**DESCRIPTION OF THE TASK:** Copy out all the data, word for word.

>> BEGIN DATA IN THIS EXERCISE

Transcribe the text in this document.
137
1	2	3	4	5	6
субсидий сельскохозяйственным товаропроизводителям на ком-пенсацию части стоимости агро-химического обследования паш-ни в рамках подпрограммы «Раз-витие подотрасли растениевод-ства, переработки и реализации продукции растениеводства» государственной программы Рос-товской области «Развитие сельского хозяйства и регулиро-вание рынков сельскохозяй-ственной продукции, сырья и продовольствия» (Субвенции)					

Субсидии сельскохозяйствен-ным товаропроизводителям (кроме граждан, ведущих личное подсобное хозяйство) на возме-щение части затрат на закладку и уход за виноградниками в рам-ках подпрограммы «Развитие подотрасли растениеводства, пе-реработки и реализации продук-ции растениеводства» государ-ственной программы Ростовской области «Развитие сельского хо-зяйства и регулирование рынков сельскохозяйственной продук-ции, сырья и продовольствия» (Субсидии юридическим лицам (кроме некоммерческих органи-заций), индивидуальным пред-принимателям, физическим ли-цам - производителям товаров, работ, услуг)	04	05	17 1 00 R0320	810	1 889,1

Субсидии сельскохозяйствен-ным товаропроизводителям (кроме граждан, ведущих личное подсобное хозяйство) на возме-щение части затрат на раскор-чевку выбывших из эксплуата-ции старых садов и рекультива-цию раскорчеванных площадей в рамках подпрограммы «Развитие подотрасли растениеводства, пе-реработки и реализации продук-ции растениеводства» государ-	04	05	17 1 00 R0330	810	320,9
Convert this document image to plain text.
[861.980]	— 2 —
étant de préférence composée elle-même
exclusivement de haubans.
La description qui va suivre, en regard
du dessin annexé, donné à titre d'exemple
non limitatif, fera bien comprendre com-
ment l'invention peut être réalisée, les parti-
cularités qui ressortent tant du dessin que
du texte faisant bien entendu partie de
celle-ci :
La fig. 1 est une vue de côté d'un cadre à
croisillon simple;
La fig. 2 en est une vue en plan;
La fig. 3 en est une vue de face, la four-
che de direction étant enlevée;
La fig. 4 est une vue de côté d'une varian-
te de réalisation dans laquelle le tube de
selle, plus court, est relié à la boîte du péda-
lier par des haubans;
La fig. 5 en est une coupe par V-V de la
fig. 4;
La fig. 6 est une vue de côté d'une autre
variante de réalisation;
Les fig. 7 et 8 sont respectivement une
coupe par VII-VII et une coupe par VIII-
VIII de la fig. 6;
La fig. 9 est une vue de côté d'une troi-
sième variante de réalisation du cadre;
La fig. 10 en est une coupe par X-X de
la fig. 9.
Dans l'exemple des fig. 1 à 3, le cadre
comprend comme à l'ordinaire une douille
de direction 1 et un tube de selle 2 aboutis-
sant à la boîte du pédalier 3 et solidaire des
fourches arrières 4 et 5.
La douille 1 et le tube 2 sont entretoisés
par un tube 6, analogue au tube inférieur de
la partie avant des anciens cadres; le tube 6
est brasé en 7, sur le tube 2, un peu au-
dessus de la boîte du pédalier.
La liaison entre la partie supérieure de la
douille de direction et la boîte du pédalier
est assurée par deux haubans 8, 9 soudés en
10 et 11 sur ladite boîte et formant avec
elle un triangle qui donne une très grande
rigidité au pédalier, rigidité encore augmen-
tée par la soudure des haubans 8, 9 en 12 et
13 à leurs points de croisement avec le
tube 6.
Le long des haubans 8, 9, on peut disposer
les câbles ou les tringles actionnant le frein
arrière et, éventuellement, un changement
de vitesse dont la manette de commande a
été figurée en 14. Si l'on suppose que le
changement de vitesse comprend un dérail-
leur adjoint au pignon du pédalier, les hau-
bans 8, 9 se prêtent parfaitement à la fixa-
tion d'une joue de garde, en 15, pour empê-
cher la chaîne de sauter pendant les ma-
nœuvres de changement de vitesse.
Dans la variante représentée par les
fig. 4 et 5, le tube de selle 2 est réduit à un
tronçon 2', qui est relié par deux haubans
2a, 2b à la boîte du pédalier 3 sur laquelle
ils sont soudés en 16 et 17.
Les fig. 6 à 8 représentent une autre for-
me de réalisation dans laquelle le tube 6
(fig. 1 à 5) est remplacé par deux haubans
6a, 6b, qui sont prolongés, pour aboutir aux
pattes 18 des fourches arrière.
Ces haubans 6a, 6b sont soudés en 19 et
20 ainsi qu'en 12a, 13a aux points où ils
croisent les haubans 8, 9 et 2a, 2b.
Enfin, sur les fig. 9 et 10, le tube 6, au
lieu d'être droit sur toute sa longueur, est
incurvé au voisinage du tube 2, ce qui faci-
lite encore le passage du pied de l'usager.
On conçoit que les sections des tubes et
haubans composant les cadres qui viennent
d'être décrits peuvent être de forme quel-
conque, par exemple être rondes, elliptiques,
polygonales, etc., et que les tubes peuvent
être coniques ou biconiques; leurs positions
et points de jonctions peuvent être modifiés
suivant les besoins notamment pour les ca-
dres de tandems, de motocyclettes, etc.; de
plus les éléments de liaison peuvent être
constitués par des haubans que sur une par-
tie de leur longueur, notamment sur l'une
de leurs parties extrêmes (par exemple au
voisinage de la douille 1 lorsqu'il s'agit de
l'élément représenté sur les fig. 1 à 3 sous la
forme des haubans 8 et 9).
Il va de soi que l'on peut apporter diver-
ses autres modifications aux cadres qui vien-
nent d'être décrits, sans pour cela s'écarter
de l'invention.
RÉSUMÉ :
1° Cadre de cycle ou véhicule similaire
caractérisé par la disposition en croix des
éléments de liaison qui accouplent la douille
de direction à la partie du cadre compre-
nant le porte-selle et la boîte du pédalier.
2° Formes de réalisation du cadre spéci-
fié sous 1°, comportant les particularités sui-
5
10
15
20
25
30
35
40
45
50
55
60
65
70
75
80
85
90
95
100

>> END DATA IN THIS EXERCISE

**THE ANSWER:**
Transcribe the text in this document.
137
1	2	3	4	5	6
субсидий сельскохозяйственным товаропроизводителям на ком-пенсацию части стоимости агро-химического обследования паш-ни в рамках подпрограммы «Раз-витие подотрасли растениевод-ства, переработки и реализации продукции растениеводства» государственной программы Рос-товской области «Развитие сельского хозяйства и регулиро-вание рынков сельскохозяй-ственной продукции, сырья и продовольствия» (Субвенции)					

Субсидии сельскохозяйствен-ным товаропроизводителям (кроме граждан, ведущих личное подсобное хозяйство) на возме-щение части затрат на закладку и уход за виноградниками в рам-ках подпрограммы «Развитие подотрасли растениеводства, пе-реработки и реализации продук-ции растениеводства» государ-ственной программы Ростовской области «Развитие сельского хо-зяйства и регулирование рынков сельскохозяйственной продук-ции, сырья и продовольствия» (Субсидии юридическим лицам (кроме некоммерческих органи-заций), индивидуальным пред-принимателям, физическим ли-цам - производителям товаров, работ, услуг)	04	05	17 1 00 R0320	810	1 889,1

Субсидии сельскохозяйствен-ным товаропроизводителям (кроме граждан, ведущих личное подсобное хозяйство) на возме-щение части затрат на раскор-чевку выбывших из эксплуата-ции старых садов и рекультива-цию раскорчеванных площадей в рамках подпрограммы «Развитие подотрасли растениеводства, пе-реработки и реализации продук-ции растениеводства» государ-	04	05	17 1 00 R0330	810	320,9
Convert this document image to plain text.
[861.980]	— 2 —
étant de préférence composée elle-même
exclusivement de haubans.
La description qui va suivre, en regard
du dessin annexé, donné à titre d'exemple
non limitatif, fera bien comprendre com-
ment l'invention peut être réalisée, les parti-
cularités qui ressortent tant du dessin que
du texte faisant bien entendu partie de
celle-ci :
La fig. 1 est une vue de côté d'un cadre à
croisillon simple;
La fig. 2 en est une vue en plan;
La fig. 3 en est une vue de face, la four-
che de direction étant enlevée;
La fig. 4 est une vue de côté d'une varian-
te de réalisation dans laquelle le tube de
selle, plus court, est relié à la boîte du péda-
lier par des haubans;
La fig. 5 en est une coupe par V-V de la
fig. 4;
La fig. 6 est une vue de côté d'une autre
variante de réalisation;
Les fig. 7 et 8 sont respectivement une
coupe par VII-VII et une coupe par VIII-
VIII de la fig. 6;
La fig. 9 est une vue de côté d'une troi-
sième variante de réalisation du cadre;
La fig. 10 en est une coupe par X-X de
la fig. 9.
Dans l'exemple des fig. 1 à 3, le cadre
comprend comme à l'ordinaire une douille
de direction 1 et un tube de selle 2 aboutis-
sant à la boîte du pédalier 3 et solidaire des
fourches arrières 4 et 5.
La douille 1 et le tube 2 sont entretoisés
par un tube 6, analogue au tube inférieur de
la partie avant des anciens cadres; le tube 6
est brasé en 7, sur le tube 2, un peu au-
dessus de la boîte du pédalier.
La liaison entre la partie supérieure de la
douille de direction et la boîte du pédalier
est assurée par deux haubans 8, 9 soudés en
10 et 11 sur ladite boîte et formant avec
elle un triangle qui donne une très grande
rigidité au pédalier, rigidité encore augmen-
tée par la soudure des haubans 8, 9 en 12 et
13 à leurs points de croisement avec le
tube 6.
Le long des haubans 8, 9, on peut disposer
les câbles ou les tringles actionnant le frein
arrière et, éventuellement, un changement
de vitesse dont la manette de commande a
été figurée en 14. Si l'on suppose que le
changement de vitesse comprend un dérail-
leur adjoint au pignon du pédalier, les hau-
bans 8, 9 se prêtent parfaitement à la fixa-
tion d'une joue de garde, en 15, pour empê-
cher la chaîne de sauter pendant les ma-
nœuvres de changement de vitesse.
Dans la variante représentée par les
fig. 4 et 5, le tube de selle 2 est réduit à un
tronçon 2', qui est relié par deux haubans
2a, 2b à la boîte du pédalier 3 sur laquelle
ils sont soudés en 16 et 17.
Les fig. 6 à 8 représentent une autre for-
me de réalisation dans laquelle le tube 6
(fig. 1 à 5) est remplacé par deux haubans
6a, 6b, qui sont prolongés, pour aboutir aux
pattes 18 des fourches arrière.
Ces haubans 6a, 6b sont soudés en 19 et
20 ainsi qu'en 12a, 13a aux points où ils
croisent les haubans 8, 9 et 2a, 2b.
Enfin, sur les fig. 9 et 10, le tube 6, au
lieu d'être droit sur toute sa longueur, est
incurvé au voisinage du tube 2, ce qui faci-
lite encore le passage du pied de l'usager.
On conçoit que les sections des tubes et
haubans composant les cadres qui viennent
d'être décrits peuvent être de forme quel-
conque, par exemple être rondes, elliptiques,
polygonales, etc., et que les tubes peuvent
être coniques ou biconiques; leurs positions
et points de jonctions peuvent être modifiés
suivant les besoins notamment pour les ca-
dres de tandems, de motocyclettes, etc.; de
plus les éléments de liaison peuvent être
constitués par des haubans que sur une par-
tie de leur longueur, notamment sur l'une
de leurs parties extrêmes (par exemple au
voisinage de la douille 1 lorsqu'il s'agit de
l'élément représenté sur les fig. 1 à 3 sous la
forme des haubans 8 et 9).
Il va de soi que l'on peut apporter diver-
ses autres modifications aux cadres qui vien-
nent d'être décrits, sans pour cela s'écarter
de l'invention.
RÉSUMÉ :
1° Cadre de cycle ou véhicule similaire
caractérisé par la disposition en croix des
éléments de liaison qui accouplent la douille
de direction à la partie du cadre compre-
nant le porte-selle et la boîte du pédalier.
2° Formes de réalisation du cadre spéci-
fié sous 1°, comportant les particularités sui-
5
10
15
20
25
30
35
40
45
50
55
60
65
70
75
80
85
90
95
100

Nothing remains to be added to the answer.